### Written problem
Express the lines of the records below as a JSON list of strings, one per line, omitting blank lines: begin at the line that has "Give me the" and stop after the line that has "- jobs-summary: 4".

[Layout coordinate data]
## Begin

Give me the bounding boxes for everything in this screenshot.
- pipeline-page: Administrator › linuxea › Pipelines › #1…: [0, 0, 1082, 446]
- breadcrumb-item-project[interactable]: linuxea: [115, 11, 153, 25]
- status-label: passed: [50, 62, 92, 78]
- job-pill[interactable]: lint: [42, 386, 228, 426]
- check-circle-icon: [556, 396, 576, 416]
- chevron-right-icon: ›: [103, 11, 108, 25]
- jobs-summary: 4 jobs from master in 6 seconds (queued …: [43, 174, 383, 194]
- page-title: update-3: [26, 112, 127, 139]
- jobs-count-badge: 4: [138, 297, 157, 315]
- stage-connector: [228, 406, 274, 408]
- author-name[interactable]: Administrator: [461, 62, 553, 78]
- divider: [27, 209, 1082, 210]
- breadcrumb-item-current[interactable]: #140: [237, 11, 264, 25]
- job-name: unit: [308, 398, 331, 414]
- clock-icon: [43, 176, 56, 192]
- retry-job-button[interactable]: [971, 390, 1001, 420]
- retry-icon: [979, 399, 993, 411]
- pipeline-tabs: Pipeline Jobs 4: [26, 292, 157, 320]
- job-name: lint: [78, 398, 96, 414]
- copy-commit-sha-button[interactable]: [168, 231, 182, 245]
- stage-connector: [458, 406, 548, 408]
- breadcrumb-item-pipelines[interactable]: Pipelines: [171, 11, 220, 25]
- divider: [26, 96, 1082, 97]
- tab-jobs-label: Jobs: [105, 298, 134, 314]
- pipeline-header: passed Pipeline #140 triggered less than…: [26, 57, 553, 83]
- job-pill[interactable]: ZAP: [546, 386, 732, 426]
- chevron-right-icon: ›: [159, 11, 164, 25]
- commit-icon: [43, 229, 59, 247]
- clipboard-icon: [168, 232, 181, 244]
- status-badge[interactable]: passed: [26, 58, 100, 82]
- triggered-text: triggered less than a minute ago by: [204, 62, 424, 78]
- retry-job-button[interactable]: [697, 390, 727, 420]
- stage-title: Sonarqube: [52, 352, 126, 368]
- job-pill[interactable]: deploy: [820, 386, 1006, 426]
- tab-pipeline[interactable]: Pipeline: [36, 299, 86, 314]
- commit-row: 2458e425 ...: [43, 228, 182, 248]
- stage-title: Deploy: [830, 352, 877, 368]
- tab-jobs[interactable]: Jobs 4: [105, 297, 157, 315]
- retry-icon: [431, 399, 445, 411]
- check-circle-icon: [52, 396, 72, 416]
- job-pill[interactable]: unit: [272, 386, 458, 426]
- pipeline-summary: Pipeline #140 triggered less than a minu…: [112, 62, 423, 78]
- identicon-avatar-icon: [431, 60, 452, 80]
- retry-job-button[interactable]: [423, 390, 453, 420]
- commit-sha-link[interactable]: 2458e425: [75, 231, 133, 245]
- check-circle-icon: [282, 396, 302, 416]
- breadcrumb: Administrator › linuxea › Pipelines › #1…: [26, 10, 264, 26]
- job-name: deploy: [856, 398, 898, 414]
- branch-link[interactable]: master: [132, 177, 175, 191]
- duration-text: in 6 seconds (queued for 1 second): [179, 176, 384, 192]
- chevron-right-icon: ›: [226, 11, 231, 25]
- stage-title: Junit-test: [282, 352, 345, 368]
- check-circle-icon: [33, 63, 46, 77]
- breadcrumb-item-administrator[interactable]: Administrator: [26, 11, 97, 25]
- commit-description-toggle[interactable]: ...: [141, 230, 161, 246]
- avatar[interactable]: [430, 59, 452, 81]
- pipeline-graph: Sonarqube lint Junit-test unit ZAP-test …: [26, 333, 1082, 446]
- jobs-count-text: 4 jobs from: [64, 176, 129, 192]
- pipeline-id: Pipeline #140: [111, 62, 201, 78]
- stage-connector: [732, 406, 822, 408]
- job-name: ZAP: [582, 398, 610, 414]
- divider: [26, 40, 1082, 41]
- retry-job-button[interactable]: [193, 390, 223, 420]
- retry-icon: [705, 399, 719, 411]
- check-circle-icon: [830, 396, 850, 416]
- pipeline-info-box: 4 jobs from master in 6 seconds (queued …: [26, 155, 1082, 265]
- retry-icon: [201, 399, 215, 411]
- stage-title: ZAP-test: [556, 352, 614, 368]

## End
## Begin

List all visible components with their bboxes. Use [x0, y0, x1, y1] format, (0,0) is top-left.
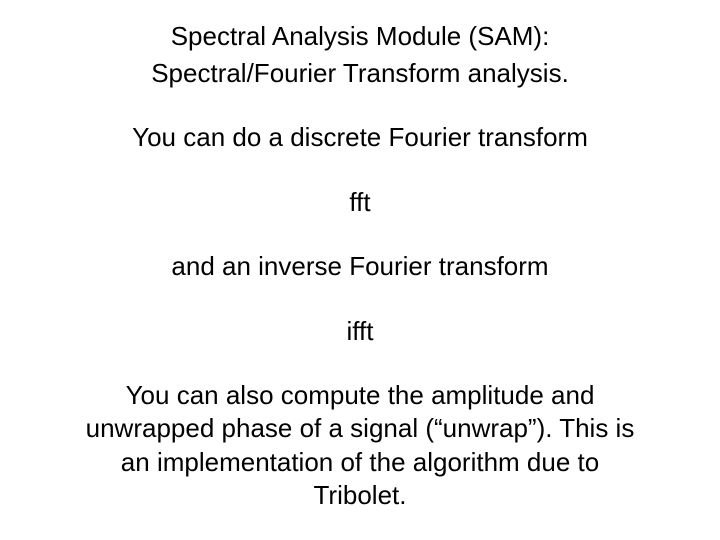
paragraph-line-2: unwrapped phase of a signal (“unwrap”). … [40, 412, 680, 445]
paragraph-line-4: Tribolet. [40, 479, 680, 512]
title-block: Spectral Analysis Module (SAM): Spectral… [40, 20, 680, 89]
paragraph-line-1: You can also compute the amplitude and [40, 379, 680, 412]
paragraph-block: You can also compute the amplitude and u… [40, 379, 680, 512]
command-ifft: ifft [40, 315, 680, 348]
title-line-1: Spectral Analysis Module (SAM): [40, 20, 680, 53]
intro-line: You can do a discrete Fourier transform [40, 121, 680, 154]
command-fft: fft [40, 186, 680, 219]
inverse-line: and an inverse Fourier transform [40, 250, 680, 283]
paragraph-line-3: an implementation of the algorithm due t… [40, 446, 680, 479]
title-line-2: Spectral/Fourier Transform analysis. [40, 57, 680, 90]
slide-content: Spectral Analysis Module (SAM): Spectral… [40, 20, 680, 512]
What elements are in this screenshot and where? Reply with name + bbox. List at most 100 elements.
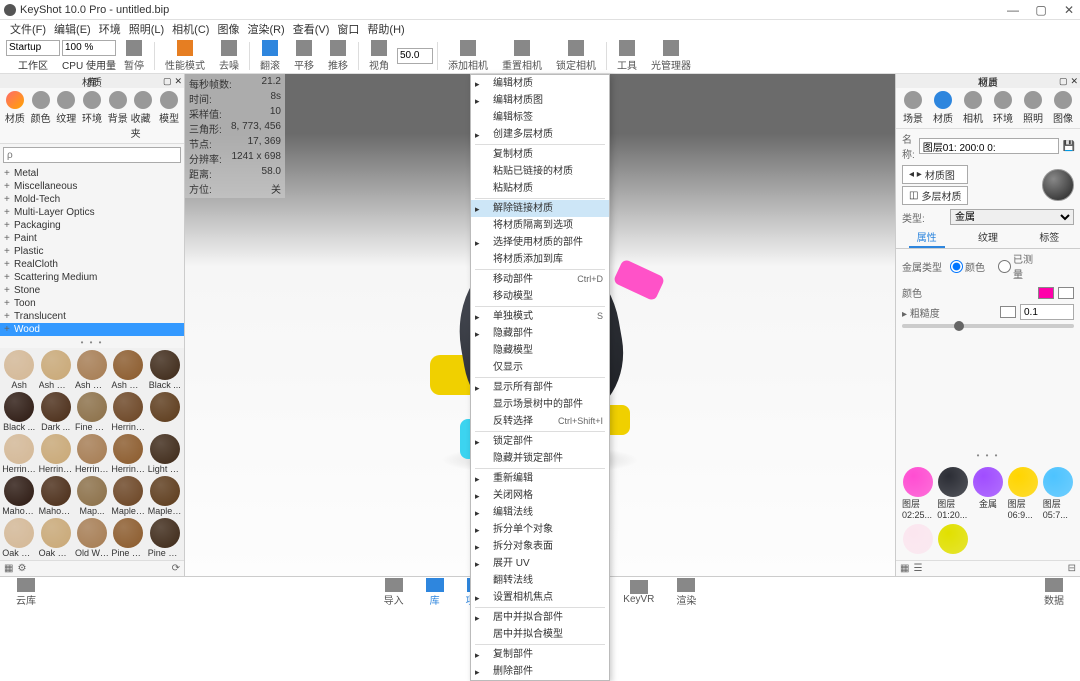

## End

### Exercise result
[
  "Give me the bounding boxes for everything in this screenshot.",
  "- pipeline-page: Administrator › linuxea › Pipelines › #1…: [0, 0, 1082, 446]",
  "- breadcrumb-item-project[interactable]: linuxea: [115, 11, 153, 25]",
  "- status-label: passed: [50, 62, 92, 78]",
  "- job-pill[interactable]: lint: [42, 386, 228, 426]",
  "- check-circle-icon: [556, 396, 576, 416]",
  "- chevron-right-icon: ›: [103, 11, 108, 25]",
  "- jobs-summary: 4 jobs from master in 6 seconds (queued …: [43, 174, 383, 194]"
]